[Data excerpts]
-=-=-

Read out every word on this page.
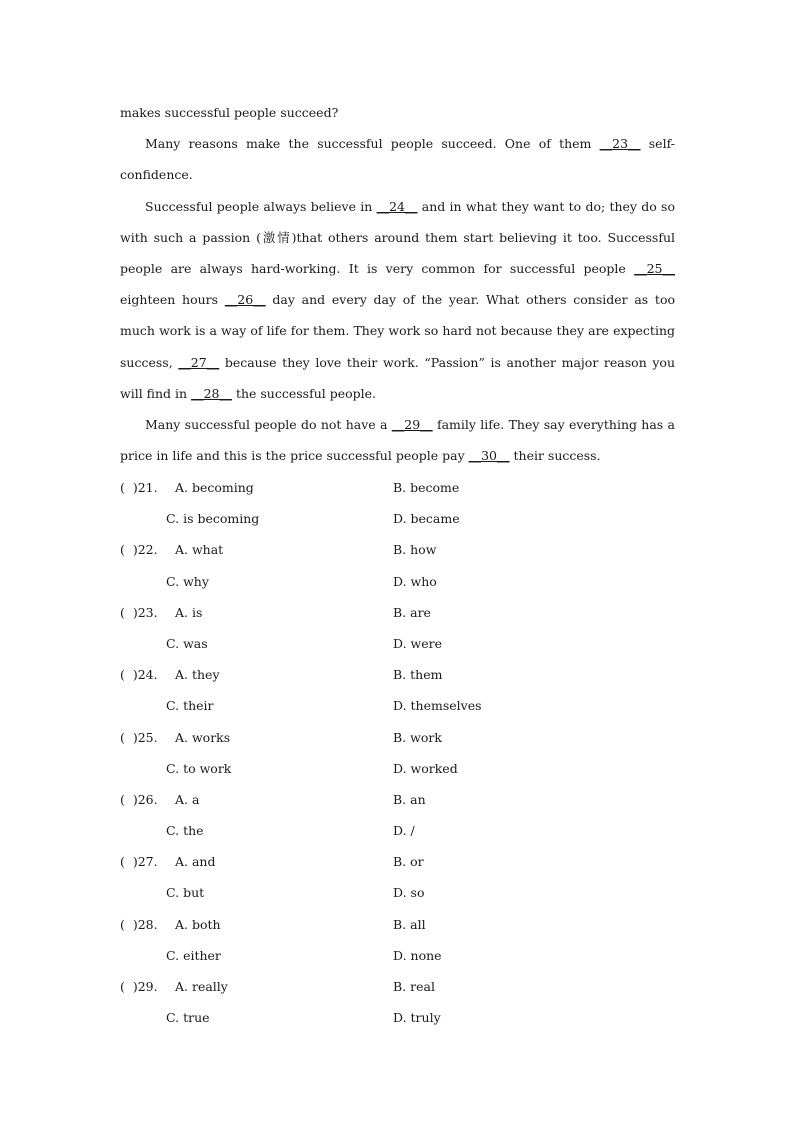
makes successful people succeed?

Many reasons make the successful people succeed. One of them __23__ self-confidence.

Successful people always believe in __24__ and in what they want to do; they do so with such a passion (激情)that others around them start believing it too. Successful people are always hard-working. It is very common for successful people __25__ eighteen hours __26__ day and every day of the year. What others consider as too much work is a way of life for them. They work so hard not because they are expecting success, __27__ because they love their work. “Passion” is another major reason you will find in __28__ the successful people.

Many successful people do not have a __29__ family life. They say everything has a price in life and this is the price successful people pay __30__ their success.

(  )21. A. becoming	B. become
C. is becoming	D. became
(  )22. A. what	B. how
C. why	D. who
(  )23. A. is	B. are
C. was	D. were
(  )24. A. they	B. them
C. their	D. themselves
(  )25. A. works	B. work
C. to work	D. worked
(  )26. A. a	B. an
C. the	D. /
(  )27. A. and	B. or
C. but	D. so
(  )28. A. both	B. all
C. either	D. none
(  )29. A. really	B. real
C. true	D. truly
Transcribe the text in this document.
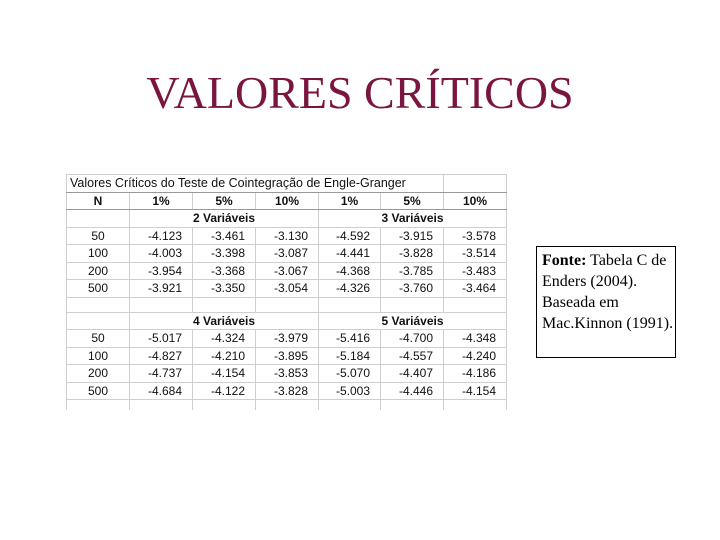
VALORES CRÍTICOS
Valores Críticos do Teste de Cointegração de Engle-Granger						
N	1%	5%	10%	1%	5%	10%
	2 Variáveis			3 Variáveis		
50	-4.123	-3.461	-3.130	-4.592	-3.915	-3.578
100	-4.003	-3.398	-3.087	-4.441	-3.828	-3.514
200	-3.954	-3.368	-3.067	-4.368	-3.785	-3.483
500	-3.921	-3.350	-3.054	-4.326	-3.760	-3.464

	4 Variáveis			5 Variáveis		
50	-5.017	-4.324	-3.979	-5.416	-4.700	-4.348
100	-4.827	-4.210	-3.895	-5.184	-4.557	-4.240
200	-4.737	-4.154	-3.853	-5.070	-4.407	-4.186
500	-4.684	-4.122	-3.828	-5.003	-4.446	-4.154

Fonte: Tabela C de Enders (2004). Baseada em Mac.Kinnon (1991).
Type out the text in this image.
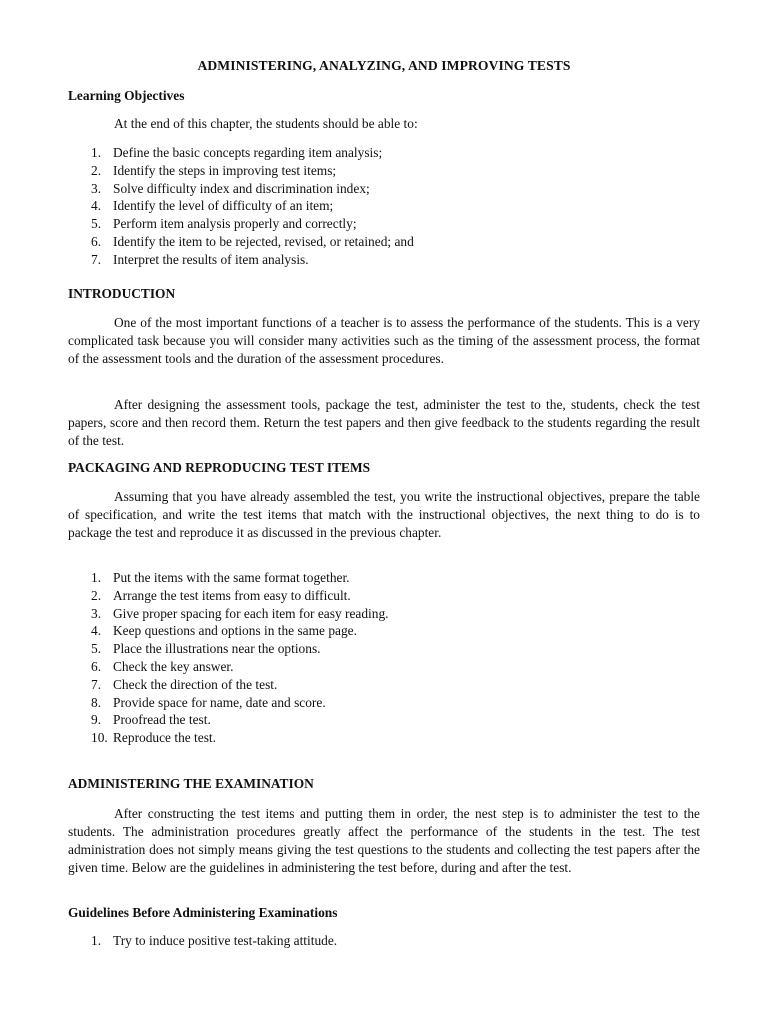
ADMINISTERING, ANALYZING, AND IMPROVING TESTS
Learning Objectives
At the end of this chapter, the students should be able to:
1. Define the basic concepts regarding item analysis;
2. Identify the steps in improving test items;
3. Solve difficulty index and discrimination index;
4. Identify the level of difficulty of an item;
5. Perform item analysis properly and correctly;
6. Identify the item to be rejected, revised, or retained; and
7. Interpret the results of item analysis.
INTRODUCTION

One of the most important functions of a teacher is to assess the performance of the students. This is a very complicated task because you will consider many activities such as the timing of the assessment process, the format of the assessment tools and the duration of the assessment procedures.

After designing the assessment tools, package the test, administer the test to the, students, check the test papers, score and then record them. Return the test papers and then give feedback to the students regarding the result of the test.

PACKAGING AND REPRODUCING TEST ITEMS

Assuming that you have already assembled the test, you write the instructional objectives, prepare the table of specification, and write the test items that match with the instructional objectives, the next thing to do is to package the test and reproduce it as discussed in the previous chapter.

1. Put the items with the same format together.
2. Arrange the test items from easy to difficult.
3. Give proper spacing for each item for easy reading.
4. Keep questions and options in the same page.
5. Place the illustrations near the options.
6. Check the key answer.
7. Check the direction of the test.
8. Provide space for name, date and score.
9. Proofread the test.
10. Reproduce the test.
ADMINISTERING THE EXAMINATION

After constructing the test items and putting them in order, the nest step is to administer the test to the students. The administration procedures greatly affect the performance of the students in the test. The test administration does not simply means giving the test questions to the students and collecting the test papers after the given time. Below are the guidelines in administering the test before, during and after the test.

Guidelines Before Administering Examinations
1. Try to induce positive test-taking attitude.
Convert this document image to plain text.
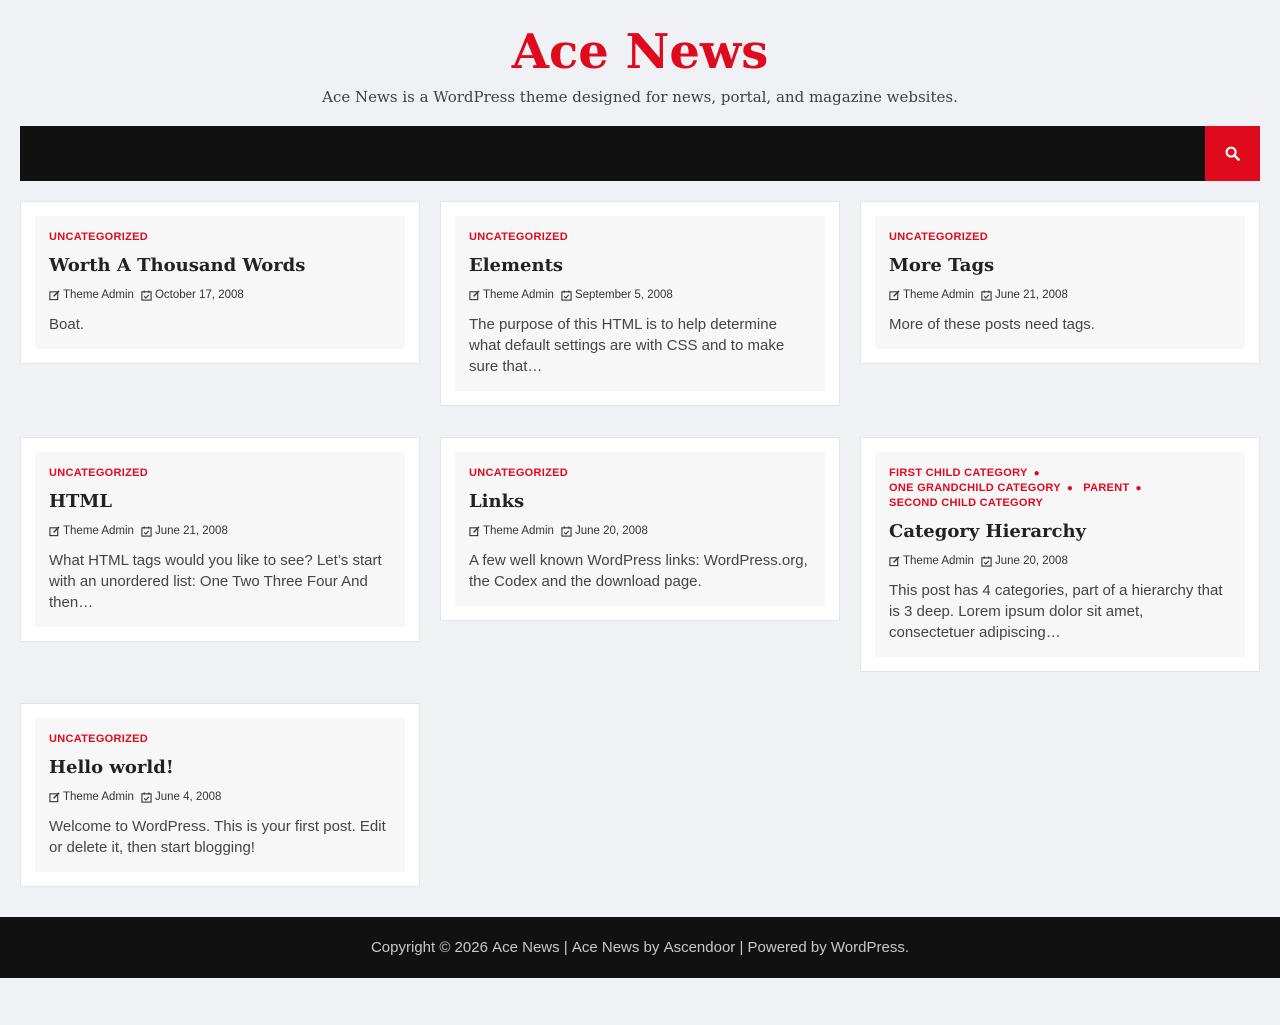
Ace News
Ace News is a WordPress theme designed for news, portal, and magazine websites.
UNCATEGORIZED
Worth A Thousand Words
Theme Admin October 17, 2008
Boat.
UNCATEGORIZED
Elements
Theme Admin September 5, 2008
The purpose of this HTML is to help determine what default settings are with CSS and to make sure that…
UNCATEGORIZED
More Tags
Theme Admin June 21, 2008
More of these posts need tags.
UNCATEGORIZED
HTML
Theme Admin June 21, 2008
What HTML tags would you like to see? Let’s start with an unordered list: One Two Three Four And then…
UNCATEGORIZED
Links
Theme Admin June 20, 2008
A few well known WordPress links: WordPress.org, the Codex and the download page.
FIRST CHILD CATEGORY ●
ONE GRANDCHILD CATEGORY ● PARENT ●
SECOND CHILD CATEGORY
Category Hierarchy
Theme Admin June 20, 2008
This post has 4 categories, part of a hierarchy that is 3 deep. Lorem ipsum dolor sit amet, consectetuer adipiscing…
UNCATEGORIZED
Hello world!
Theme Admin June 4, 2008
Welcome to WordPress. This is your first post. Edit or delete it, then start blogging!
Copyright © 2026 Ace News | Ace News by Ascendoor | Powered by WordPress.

-=-=-

# [WHAT YOU ARE ASKED TO DO]
Show each line in the entries that holds the string "image".

# [ANSWER TO THE TASK]
Type out the text in this image.
Convert this document image to plain text.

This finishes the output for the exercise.